**THE TASK:** Every line of the material below should be repeated exactly.

**INPUT:**
========
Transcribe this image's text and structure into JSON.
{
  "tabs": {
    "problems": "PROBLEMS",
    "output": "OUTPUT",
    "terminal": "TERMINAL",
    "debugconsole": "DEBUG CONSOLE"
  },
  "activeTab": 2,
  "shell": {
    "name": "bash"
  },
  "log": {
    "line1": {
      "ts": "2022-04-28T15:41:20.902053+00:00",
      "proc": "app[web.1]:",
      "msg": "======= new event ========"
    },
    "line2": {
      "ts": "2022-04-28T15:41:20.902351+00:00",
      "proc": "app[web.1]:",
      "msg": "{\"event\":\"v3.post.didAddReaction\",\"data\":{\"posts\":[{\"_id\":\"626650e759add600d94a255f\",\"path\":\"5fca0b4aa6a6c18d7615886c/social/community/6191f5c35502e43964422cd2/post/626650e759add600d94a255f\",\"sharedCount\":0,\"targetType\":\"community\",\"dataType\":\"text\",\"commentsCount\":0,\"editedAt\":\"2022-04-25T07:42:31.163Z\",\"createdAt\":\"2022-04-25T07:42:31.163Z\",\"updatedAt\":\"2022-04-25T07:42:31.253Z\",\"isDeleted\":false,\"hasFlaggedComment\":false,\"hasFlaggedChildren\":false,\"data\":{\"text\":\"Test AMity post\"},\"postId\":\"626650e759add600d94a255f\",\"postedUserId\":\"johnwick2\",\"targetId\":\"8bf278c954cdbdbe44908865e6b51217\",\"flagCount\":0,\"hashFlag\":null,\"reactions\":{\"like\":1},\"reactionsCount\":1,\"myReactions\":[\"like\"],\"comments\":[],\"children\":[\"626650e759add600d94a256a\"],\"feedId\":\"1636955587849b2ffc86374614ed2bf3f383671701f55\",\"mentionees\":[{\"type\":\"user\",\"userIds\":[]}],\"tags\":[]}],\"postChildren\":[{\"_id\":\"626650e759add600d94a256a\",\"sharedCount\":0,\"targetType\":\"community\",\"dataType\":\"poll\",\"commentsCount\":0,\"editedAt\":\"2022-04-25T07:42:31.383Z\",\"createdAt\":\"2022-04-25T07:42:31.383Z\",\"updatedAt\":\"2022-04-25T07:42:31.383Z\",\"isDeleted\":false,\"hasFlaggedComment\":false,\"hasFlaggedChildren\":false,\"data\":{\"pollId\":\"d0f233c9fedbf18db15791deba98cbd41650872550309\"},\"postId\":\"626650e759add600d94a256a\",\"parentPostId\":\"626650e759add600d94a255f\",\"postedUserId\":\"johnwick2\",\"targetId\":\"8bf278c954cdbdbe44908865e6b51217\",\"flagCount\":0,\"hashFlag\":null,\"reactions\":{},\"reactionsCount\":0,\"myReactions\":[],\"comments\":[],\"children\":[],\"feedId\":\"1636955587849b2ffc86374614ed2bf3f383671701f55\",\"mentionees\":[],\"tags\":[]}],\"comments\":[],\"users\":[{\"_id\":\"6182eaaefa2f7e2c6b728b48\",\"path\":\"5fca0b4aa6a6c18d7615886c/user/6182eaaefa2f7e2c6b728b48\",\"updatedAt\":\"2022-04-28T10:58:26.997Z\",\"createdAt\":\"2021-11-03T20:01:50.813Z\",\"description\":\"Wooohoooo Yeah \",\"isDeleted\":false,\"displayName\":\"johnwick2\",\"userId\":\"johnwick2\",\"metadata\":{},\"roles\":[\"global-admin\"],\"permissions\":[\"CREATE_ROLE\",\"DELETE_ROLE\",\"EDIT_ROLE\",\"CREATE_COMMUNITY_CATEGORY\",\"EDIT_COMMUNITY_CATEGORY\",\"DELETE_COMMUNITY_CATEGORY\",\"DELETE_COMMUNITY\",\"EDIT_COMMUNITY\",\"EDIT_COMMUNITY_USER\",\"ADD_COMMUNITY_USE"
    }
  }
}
========
**SOLVED EXERCISE:**
Transcribe this image's text and structure into JSON.
{
  "tabs": {
    "problems": "PROBLEMS",
    "output": "OUTPUT",
    "terminal": "TERMINAL",
    "debugconsole": "DEBUG CONSOLE"
  },
  "activeTab": 2,
  "shell": {
    "name": "bash"
  },
  "log": {
    "line1": {
      "ts": "2022-04-28T15:41:20.902053+00:00",
      "proc": "app[web.1]:",
      "msg": "======= new event ========"
    },
    "line2": {
      "ts": "2022-04-28T15:41:20.902351+00:00",
      "proc": "app[web.1]:",
      "msg": "{\"event\":\"v3.post.didAddReaction\",\"data\":{\"posts\":[{\"_id\":\"626650e759add600d94a255f\",\"path\":\"5fca0b4aa6a6c18d7615886c/social/community/6191f5c35502e43964422cd2/post/626650e759add600d94a255f\",\"sharedCount\":0,\"targetType\":\"community\",\"dataType\":\"text\",\"commentsCount\":0,\"editedAt\":\"2022-04-25T07:42:31.163Z\",\"createdAt\":\"2022-04-25T07:42:31.163Z\",\"updatedAt\":\"2022-04-25T07:42:31.253Z\",\"isDeleted\":false,\"hasFlaggedComment\":false,\"hasFlaggedChildren\":false,\"data\":{\"text\":\"Test AMity post\"},\"postId\":\"626650e759add600d94a255f\",\"postedUserId\":\"johnwick2\",\"targetId\":\"8bf278c954cdbdbe44908865e6b51217\",\"flagCount\":0,\"hashFlag\":null,\"reactions\":{\"like\":1},\"reactionsCount\":1,\"myReactions\":[\"like\"],\"comments\":[],\"children\":[\"626650e759add600d94a256a\"],\"feedId\":\"1636955587849b2ffc86374614ed2bf3f383671701f55\",\"mentionees\":[{\"type\":\"user\",\"userIds\":[]}],\"tags\":[]}],\"postChildren\":[{\"_id\":\"626650e759add600d94a256a\",\"sharedCount\":0,\"targetType\":\"community\",\"dataType\":\"poll\",\"commentsCount\":0,\"editedAt\":\"2022-04-25T07:42:31.383Z\",\"createdAt\":\"2022-04-25T07:42:31.383Z\",\"updatedAt\":\"2022-04-25T07:42:31.383Z\",\"isDeleted\":false,\"hasFlaggedComment\":false,\"hasFlaggedChildren\":false,\"data\":{\"pollId\":\"d0f233c9fedbf18db15791deba98cbd41650872550309\"},\"postId\":\"626650e759add600d94a256a\",\"parentPostId\":\"626650e759add600d94a255f\",\"postedUserId\":\"johnwick2\",\"targetId\":\"8bf278c954cdbdbe44908865e6b51217\",\"flagCount\":0,\"hashFlag\":null,\"reactions\":{},\"reactionsCount\":0,\"myReactions\":[],\"comments\":[],\"children\":[],\"feedId\":\"1636955587849b2ffc86374614ed2bf3f383671701f55\",\"mentionees\":[],\"tags\":[]}],\"comments\":[],\"users\":[{\"_id\":\"6182eaaefa2f7e2c6b728b48\",\"path\":\"5fca0b4aa6a6c18d7615886c/user/6182eaaefa2f7e2c6b728b48\",\"updatedAt\":\"2022-04-28T10:58:26.997Z\",\"createdAt\":\"2021-11-03T20:01:50.813Z\",\"description\":\"Wooohoooo Yeah \",\"isDeleted\":false,\"displayName\":\"johnwick2\",\"userId\":\"johnwick2\",\"metadata\":{},\"roles\":[\"global-admin\"],\"permissions\":[\"CREATE_ROLE\",\"DELETE_ROLE\",\"EDIT_ROLE\",\"CREATE_COMMUNITY_CATEGORY\",\"EDIT_COMMUNITY_CATEGORY\",\"DELETE_COMMUNITY_CATEGORY\",\"DELETE_COMMUNITY\",\"EDIT_COMMUNITY\",\"EDIT_COMMUNITY_USER\",\"ADD_COMMUNITY_USE"
    }
  }
}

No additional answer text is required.